■ **Problem to solve**: Copy the full set of lines exactly as given.

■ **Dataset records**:
__________________________________________________

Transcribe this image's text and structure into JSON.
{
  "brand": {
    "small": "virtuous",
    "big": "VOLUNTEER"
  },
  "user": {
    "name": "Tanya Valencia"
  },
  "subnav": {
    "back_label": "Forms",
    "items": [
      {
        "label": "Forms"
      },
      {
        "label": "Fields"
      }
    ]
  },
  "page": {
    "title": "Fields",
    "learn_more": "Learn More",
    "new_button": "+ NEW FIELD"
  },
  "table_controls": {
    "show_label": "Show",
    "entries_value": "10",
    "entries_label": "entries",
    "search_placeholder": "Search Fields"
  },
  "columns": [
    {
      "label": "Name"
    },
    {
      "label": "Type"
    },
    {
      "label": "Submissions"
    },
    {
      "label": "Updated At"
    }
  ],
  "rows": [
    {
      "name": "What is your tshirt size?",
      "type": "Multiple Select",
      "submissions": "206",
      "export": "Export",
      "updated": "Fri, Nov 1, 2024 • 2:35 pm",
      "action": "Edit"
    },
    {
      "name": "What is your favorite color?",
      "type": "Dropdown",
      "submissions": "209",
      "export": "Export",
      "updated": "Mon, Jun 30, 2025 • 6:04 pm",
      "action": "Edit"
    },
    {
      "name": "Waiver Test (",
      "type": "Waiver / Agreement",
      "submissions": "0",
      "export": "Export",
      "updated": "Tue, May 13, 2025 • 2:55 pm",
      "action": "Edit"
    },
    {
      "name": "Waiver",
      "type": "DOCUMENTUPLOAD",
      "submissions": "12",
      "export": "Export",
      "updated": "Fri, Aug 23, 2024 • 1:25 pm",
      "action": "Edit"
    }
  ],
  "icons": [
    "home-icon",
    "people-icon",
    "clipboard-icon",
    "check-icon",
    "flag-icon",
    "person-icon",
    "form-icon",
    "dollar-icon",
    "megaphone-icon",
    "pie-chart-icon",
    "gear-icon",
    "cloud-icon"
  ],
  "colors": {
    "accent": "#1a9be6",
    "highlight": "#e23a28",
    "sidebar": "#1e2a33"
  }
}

__________________________________________________

■ **Answer for this exercise**:
Transcribe this image's text and structure into JSON.
{
  "brand": {
    "small": "virtuous",
    "big": "VOLUNTEER"
  },
  "user": {
    "name": "Tanya Valencia"
  },
  "subnav": {
    "back_label": "Forms",
    "items": [
      {
        "label": "Forms"
      },
      {
        "label": "Fields"
      }
    ]
  },
  "page": {
    "title": "Fields",
    "learn_more": "Learn More",
    "new_button": "+ NEW FIELD"
  },
  "table_controls": {
    "show_label": "Show",
    "entries_value": "10",
    "entries_label": "entries",
    "search_placeholder": "Search Fields"
  },
  "columns": [
    {
      "label": "Name"
    },
    {
      "label": "Type"
    },
    {
      "label": "Submissions"
    },
    {
      "label": "Updated At"
    }
  ],
  "rows": [
    {
      "name": "What is your tshirt size?",
      "type": "Multiple Select",
      "submissions": "206",
      "export": "Export",
      "updated": "Fri, Nov 1, 2024 • 2:35 pm",
      "action": "Edit"
    },
    {
      "name": "What is your favorite color?",
      "type": "Dropdown",
      "submissions": "209",
      "export": "Export",
      "updated": "Mon, Jun 30, 2025 • 6:04 pm",
      "action": "Edit"
    },
    {
      "name": "Waiver Test (",
      "type": "Waiver / Agreement",
      "submissions": "0",
      "export": "Export",
      "updated": "Tue, May 13, 2025 • 2:55 pm",
      "action": "Edit"
    },
    {
      "name": "Waiver",
      "type": "DOCUMENTUPLOAD",
      "submissions": "12",
      "export": "Export",
      "updated": "Fri, Aug 23, 2024 • 1:25 pm",
      "action": "Edit"
    }
  ],
  "icons": [
    "home-icon",
    "people-icon",
    "clipboard-icon",
    "check-icon",
    "flag-icon",
    "person-icon",
    "form-icon",
    "dollar-icon",
    "megaphone-icon",
    "pie-chart-icon",
    "gear-icon",
    "cloud-icon"
  ],
  "colors": {
    "accent": "#1a9be6",
    "highlight": "#e23a28",
    "sidebar": "#1e2a33"
  }
}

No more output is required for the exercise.